• **Task requirements**
Restate each of the lines given below, word for word.

══════

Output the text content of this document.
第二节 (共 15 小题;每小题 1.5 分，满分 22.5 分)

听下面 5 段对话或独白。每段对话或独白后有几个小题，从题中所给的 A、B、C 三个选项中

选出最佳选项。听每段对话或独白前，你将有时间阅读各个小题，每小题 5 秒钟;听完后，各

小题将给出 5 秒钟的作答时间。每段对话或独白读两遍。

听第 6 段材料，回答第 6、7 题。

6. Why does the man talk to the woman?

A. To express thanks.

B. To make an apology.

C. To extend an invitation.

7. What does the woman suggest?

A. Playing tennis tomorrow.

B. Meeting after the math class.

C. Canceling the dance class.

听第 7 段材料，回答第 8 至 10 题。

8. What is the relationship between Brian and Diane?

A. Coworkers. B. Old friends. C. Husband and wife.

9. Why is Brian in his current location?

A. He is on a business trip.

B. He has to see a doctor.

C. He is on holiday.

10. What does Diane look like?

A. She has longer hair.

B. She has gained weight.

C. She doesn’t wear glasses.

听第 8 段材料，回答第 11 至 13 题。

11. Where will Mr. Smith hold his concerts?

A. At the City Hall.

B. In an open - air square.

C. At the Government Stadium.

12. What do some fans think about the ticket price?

══════

• **Exercise output**
Output the text content of this document.
第二节 (共 15 小题;每小题 1.5 分，满分 22.5 分)

听下面 5 段对话或独白。每段对话或独白后有几个小题，从题中所给的 A、B、C 三个选项中

选出最佳选项。听每段对话或独白前，你将有时间阅读各个小题，每小题 5 秒钟;听完后，各

小题将给出 5 秒钟的作答时间。每段对话或独白读两遍。

听第 6 段材料，回答第 6、7 题。

6. Why does the man talk to the woman?

A. To express thanks.

B. To make an apology.

C. To extend an invitation.

7. What does the woman suggest?

A. Playing tennis tomorrow.

B. Meeting after the math class.

C. Canceling the dance class.

听第 7 段材料，回答第 8 至 10 题。

8. What is the relationship between Brian and Diane?

A. Coworkers. B. Old friends. C. Husband and wife.

9. Why is Brian in his current location?

A. He is on a business trip.

B. He has to see a doctor.

C. He is on holiday.

10. What does Diane look like?

A. She has longer hair.

B. She has gained weight.

C. She doesn’t wear glasses.

听第 8 段材料，回答第 11 至 13 题。

11. Where will Mr. Smith hold his concerts?

A. At the City Hall.

B. In an open - air square.

C. At the Government Stadium.

12. What do some fans think about the ticket price?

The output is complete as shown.